TASK GOAL:
Can you restate the records below word for word?
[BEGIN]
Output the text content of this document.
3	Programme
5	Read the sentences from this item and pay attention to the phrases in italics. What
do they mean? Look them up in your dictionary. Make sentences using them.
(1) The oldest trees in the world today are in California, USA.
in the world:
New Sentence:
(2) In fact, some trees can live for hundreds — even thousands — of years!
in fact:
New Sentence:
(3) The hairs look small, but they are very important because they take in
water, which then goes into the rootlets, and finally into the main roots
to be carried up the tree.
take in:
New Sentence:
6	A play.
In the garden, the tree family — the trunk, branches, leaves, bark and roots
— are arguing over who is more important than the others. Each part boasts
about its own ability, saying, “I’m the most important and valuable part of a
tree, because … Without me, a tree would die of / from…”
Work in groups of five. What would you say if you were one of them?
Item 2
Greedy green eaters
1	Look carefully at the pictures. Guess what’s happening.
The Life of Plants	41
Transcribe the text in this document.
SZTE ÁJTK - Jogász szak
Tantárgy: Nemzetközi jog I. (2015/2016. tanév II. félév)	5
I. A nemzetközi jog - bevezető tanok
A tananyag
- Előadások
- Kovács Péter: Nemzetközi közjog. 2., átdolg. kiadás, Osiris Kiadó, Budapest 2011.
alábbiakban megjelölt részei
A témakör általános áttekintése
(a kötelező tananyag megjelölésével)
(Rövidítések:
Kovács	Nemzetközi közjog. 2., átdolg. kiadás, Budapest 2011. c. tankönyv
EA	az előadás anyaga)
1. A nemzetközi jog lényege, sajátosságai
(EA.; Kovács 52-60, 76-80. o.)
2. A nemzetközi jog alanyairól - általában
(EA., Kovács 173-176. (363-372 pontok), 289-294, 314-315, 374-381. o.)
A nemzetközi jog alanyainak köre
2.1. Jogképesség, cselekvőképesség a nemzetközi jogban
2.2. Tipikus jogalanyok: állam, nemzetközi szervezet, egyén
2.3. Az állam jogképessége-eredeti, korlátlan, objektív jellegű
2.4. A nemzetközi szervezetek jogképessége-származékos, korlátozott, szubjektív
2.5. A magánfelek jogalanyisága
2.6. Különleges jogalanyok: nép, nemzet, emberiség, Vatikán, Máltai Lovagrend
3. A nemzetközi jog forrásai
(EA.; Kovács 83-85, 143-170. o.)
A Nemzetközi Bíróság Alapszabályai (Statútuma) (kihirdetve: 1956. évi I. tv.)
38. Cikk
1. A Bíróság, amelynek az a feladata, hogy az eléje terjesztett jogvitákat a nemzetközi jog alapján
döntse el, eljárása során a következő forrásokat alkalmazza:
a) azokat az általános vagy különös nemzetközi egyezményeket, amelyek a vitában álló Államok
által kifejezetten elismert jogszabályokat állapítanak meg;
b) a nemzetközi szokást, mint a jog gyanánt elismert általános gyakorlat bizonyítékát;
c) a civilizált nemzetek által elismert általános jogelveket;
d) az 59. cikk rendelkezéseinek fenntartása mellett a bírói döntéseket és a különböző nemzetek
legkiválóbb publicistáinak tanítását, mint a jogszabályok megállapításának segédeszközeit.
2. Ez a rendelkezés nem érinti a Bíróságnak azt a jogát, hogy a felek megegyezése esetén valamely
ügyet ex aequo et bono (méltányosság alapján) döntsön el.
[END]
ANSWER TO THE PROBLEM:
Output the text content of this document.
3	Programme
5	Read the sentences from this item and pay attention to the phrases in italics. What
do they mean? Look them up in your dictionary. Make sentences using them.
(1) The oldest trees in the world today are in California, USA.
in the world:
New Sentence:
(2) In fact, some trees can live for hundreds — even thousands — of years!
in fact:
New Sentence:
(3) The hairs look small, but they are very important because they take in
water, which then goes into the rootlets, and finally into the main roots
to be carried up the tree.
take in:
New Sentence:
6	A play.
In the garden, the tree family — the trunk, branches, leaves, bark and roots
— are arguing over who is more important than the others. Each part boasts
about its own ability, saying, “I’m the most important and valuable part of a
tree, because … Without me, a tree would die of / from…”
Work in groups of five. What would you say if you were one of them?
Item 2
Greedy green eaters
1	Look carefully at the pictures. Guess what’s happening.
The Life of Plants	41
Transcribe the text in this document.
SZTE ÁJTK - Jogász szak
Tantárgy: Nemzetközi jog I. (2015/2016. tanév II. félév)	5
I. A nemzetközi jog - bevezető tanok
A tananyag
- Előadások
- Kovács Péter: Nemzetközi közjog. 2., átdolg. kiadás, Osiris Kiadó, Budapest 2011.
alábbiakban megjelölt részei
A témakör általános áttekintése
(a kötelező tananyag megjelölésével)
(Rövidítések:
Kovács	Nemzetközi közjog. 2., átdolg. kiadás, Budapest 2011. c. tankönyv
EA	az előadás anyaga)
1. A nemzetközi jog lényege, sajátosságai
(EA.; Kovács 52-60, 76-80. o.)
2. A nemzetközi jog alanyairól - általában
(EA., Kovács 173-176. (363-372 pontok), 289-294, 314-315, 374-381. o.)
A nemzetközi jog alanyainak köre
2.1. Jogképesség, cselekvőképesség a nemzetközi jogban
2.2. Tipikus jogalanyok: állam, nemzetközi szervezet, egyén
2.3. Az állam jogképessége-eredeti, korlátlan, objektív jellegű
2.4. A nemzetközi szervezetek jogképessége-származékos, korlátozott, szubjektív
2.5. A magánfelek jogalanyisága
2.6. Különleges jogalanyok: nép, nemzet, emberiség, Vatikán, Máltai Lovagrend
3. A nemzetközi jog forrásai
(EA.; Kovács 83-85, 143-170. o.)
A Nemzetközi Bíróság Alapszabályai (Statútuma) (kihirdetve: 1956. évi I. tv.)
38. Cikk
1. A Bíróság, amelynek az a feladata, hogy az eléje terjesztett jogvitákat a nemzetközi jog alapján
döntse el, eljárása során a következő forrásokat alkalmazza:
a) azokat az általános vagy különös nemzetközi egyezményeket, amelyek a vitában álló Államok
által kifejezetten elismert jogszabályokat állapítanak meg;
b) a nemzetközi szokást, mint a jog gyanánt elismert általános gyakorlat bizonyítékát;
c) a civilizált nemzetek által elismert általános jogelveket;
d) az 59. cikk rendelkezéseinek fenntartása mellett a bírói döntéseket és a különböző nemzetek
legkiválóbb publicistáinak tanítását, mint a jogszabályok megállapításának segédeszközeit.
2. Ez a rendelkezés nem érinti a Bíróságnak azt a jogát, hogy a felek megegyezése esetén valamely
ügyet ex aequo et bono (méltányosság alapján) döntsön el.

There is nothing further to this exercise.